Texto fornecido:
※ ※ ※
A
PF segue no encalço dos criminosos que violaram as conversas mantidas entre o
ex-juiz Sergio Moro e integrantes da Lava Jato. Pistas estão sendo seguidas no
Brasil e no exterior, e os policiais acreditam estarem próximos de alcançar os cabeças
do grupo
Desde
que o site The Intercept Brasil revelou as trocas de mensagens privadas entre o
ministro da Justiça, Sergio Moro, e os procuradores da Lava Jato em Curitiba, o
Brasil acompanha apreensivo à divulgação, em doses homeopáticas, do teor das
interceptações – fruto da violação de celulares de autoridades brasileiras. O
constrangimento ao qual foram expostos os integrantes da Lava Jato e o ex-juiz
que se tornou símbolo do combate à corrupção no País pode mudar de lado. A
Polícia Federal planeja-se para, nas próximas semanas, tentar emitir uma
contundente resposta ao que classifica de ação orquestrada perpetrada por
criminosos de alto calibre. Sob a coordenação do diretor-geral Maurício
Valeixo, a PF acredita ter se aproximado dos hackers que invadiram a
privacidade dos procuradores e expuseram as vísceras da Lava Jato. Em
investigações preliminares, os agentes da Polícia Federal já identificaram
conexões no Brasil, em especial em Santa Catarina, e no exterior, com o suposto
envolvimento de agentes na Rússia e até em Dubai, nos Emirados Árabes. Segundo
agentes ouvidos por ISTOÉ, a PF pode estar perto de alcançar os responsáveis
pelo hackeamento ilegal, o que, se confirmado, constituiria uma bomba capaz de
provocar uma reviravolta no caso.
※ ※ ※
Tarefa resumida 1: Organize em uma lista JSON de strings, uma para cada linha e sem linhas em branco, o trecho dos registros que começa na linha que contém "tick-label: 90: [259, 32, 272, 47]" e vai até a linha que contém "tick-label: 80: [259, 187, 272, 202]", incluindo as duas.

Dados fornecidos:
※ ※ ※
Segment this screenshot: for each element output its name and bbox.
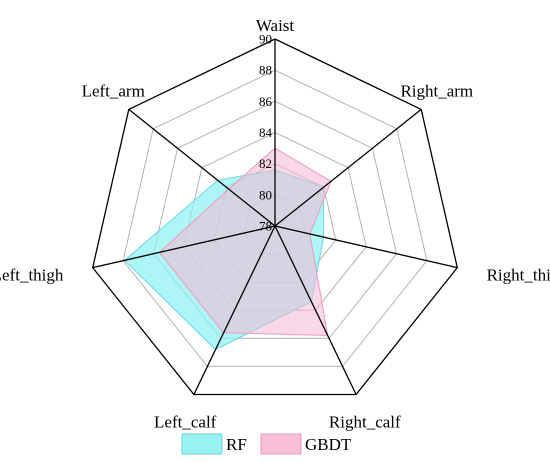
tick-label: 90: [259, 32, 272, 47]
axis-label-right-calf: Right_calf: [329, 413, 401, 432]
axis-label-right-thigh: Right_thigh: [487, 265, 550, 284]
tick-label: 84: [259, 125, 273, 140]
axis-label-right-arm: Right_arm: [400, 82, 473, 101]
tick-label: 80: [259, 187, 272, 202]
axis-spoke: [128, 108, 276, 227]
legend-label-gbdt: GBDT: [305, 435, 352, 454]
axis-spoke: [274, 108, 422, 227]
legend-label-rf: RF: [226, 435, 247, 454]
tick-label: 78: [259, 219, 272, 234]
axis-label-waist: Waist: [256, 16, 295, 35]
axis-spokes: [92, 39, 458, 395]
grid-ring: [152, 100, 398, 339]
tick-labels: 78 80 82 84 86 88 90: [259, 32, 273, 234]
tick-label: 86: [259, 94, 273, 109]
legend-swatch-rf: [181, 433, 223, 455]
axis-spoke: [274, 225, 357, 395]
axis-spoke: [274, 225, 458, 269]
series-area-gbdt: [158, 147, 332, 337]
grid-ring: [122, 69, 428, 367]
series-areas: [123, 147, 332, 351]
axis-label-left-calf: Left_calf: [154, 413, 217, 432]
outer-ring: [91, 38, 459, 396]
tick-label: 88: [259, 63, 272, 78]
tick-label: 82: [259, 156, 272, 171]
axis-labels: Waist Right_arm Right_thigh Right_calf Left_…: [0, 16, 550, 432]
legend-swatch-gbdt: [260, 433, 302, 455]
axis-spoke: [193, 225, 276, 395]
legend: RF GBDT: [181, 433, 352, 455]
axis-label-left-thigh: Left_thigh: [0, 265, 64, 284]
axis-spoke: [92, 225, 276, 269]
axis-label-left-arm: Left_arm: [82, 82, 145, 101]
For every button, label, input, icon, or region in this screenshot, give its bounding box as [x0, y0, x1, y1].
※ ※ ※
Tarefa resumida 2: Transcreva integralmente o texto sobre a investigação da PF, sem alterar nada.

Resultado do exercício 1:
[
  "tick-label: 90: [259, 32, 272, 47]",
  "axis-label-right-calf: Right_calf: [329, 413, 401, 432]",
  "axis-label-right-thigh: Right_thigh: [487, 265, 550, 284]",
  "tick-label: 84: [259, 125, 273, 140]",
  "axis-label-right-arm: Right_arm: [400, 82, 473, 101]",
  "tick-label: 80: [259, 187, 272, 202]"
]

Resultado do exercício 2:
A
PF segue no encalço dos criminosos que violaram as conversas mantidas entre o
ex-juiz Sergio Moro e integrantes da Lava Jato. Pistas estão sendo seguidas no
Brasil e no exterior, e os policiais acreditam estarem próximos de alcançar os cabeças
do grupo
Desde
que o site The Intercept Brasil revelou as trocas de mensagens privadas entre o
ministro da Justiça, Sergio Moro, e os procuradores da Lava Jato em Curitiba, o
Brasil acompanha apreensivo à divulgação, em doses homeopáticas, do teor das
interceptações – fruto da violação de celulares de autoridades brasileiras. O
constrangimento ao qual foram expostos os integrantes da Lava Jato e o ex-juiz
que se tornou símbolo do combate à corrupção no País pode mudar de lado. A
Polícia Federal planeja-se para, nas próximas semanas, tentar emitir uma
contundente resposta ao que classifica de ação orquestrada perpetrada por
criminosos de alto calibre. Sob a coordenação do diretor-geral Maurício
Valeixo, a PF acredita ter se aproximado dos hackers que invadiram a
privacidade dos procuradores e expuseram as vísceras da Lava Jato. Em
investigações preliminares, os agentes da Polícia Federal já identificaram
conexões no Brasil, em especial em Santa Catarina, e no exterior, com o suposto
envolvimento de agentes na Rússia e até em Dubai, nos Emirados Árabes. Segundo
agentes ouvidos por ISTOÉ, a PF pode estar perto de alcançar os responsáveis
pelo hackeamento ilegal, o que, se confirmado, constituiria uma bomba capaz de
provocar uma reviravolta no caso.